Aim:
Print the lines from the very first one through the line that contains "x-tick-label-3: 3 <box>989", reproducing each one character for character.
►
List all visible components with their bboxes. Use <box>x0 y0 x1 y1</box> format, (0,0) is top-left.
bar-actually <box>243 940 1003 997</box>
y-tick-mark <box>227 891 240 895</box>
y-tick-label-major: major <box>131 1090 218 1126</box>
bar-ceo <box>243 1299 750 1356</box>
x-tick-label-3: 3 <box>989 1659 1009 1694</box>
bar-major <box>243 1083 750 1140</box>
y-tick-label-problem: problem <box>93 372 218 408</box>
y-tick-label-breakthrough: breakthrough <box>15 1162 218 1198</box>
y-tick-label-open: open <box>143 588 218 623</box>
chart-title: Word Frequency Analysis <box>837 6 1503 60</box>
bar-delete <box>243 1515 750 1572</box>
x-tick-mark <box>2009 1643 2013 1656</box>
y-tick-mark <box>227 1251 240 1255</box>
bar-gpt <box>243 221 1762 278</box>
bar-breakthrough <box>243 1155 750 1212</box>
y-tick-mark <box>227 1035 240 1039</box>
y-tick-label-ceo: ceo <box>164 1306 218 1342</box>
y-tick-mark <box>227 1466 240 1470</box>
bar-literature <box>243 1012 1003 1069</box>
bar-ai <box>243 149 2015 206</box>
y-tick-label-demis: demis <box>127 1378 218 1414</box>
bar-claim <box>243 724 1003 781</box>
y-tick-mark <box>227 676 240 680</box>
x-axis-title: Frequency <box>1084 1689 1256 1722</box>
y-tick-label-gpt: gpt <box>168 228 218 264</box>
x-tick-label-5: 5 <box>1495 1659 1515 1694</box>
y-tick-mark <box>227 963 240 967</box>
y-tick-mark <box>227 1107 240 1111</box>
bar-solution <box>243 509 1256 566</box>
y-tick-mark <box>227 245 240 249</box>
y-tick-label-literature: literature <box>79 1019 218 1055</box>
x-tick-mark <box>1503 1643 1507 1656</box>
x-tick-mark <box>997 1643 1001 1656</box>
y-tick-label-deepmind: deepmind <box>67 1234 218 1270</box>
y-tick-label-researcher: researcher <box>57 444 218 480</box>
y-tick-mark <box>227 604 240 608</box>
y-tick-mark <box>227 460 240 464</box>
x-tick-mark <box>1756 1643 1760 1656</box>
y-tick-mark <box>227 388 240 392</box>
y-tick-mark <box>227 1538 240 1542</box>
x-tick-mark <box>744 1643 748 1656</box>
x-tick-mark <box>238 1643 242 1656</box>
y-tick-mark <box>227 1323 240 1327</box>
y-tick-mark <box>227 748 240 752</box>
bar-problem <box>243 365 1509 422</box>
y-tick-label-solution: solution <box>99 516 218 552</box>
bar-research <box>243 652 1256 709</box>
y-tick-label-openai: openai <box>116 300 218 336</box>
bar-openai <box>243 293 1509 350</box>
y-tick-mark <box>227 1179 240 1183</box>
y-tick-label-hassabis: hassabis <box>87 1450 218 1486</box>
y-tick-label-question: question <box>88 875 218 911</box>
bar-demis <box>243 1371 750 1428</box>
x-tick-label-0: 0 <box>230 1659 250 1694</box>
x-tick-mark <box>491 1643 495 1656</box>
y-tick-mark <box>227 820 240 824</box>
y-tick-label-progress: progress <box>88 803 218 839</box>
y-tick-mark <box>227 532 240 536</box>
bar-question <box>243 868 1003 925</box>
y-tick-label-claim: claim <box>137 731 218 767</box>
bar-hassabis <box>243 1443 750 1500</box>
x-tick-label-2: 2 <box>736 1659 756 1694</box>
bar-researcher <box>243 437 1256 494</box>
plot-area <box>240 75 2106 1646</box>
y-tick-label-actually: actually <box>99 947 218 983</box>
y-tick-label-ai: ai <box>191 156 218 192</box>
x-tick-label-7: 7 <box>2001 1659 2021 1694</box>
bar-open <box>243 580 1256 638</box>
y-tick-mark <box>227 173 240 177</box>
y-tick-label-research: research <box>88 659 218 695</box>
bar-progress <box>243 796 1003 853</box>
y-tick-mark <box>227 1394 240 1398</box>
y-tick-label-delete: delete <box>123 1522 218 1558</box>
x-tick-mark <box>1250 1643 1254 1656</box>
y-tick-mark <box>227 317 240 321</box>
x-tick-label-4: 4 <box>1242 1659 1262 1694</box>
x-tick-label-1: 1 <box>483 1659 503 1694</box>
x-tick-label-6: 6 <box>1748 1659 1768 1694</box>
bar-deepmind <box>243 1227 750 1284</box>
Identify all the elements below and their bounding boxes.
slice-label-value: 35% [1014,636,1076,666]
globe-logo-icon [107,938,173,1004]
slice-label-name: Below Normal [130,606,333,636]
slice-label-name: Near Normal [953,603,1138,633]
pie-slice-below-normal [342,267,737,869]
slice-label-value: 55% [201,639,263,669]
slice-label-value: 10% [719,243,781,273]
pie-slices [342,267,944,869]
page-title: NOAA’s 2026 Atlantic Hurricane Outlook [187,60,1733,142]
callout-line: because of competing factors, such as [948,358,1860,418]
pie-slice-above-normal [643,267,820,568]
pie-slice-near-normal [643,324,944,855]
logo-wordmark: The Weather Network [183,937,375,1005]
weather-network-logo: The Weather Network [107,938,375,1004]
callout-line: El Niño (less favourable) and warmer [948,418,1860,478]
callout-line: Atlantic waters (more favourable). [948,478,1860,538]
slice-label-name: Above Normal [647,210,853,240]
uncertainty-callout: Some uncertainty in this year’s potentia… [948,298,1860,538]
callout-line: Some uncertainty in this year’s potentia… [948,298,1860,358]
◄
Reply:
List all visible components with their bboxes. Use <box>x0 y0 x1 y1</box> format, (0,0) is top-left.
bar-actually <box>243 940 1003 997</box>
y-tick-mark <box>227 891 240 895</box>
y-tick-label-major: major <box>131 1090 218 1126</box>
bar-ceo <box>243 1299 750 1356</box>
x-tick-label-3: 3 <box>989 1659 1009 1694</box>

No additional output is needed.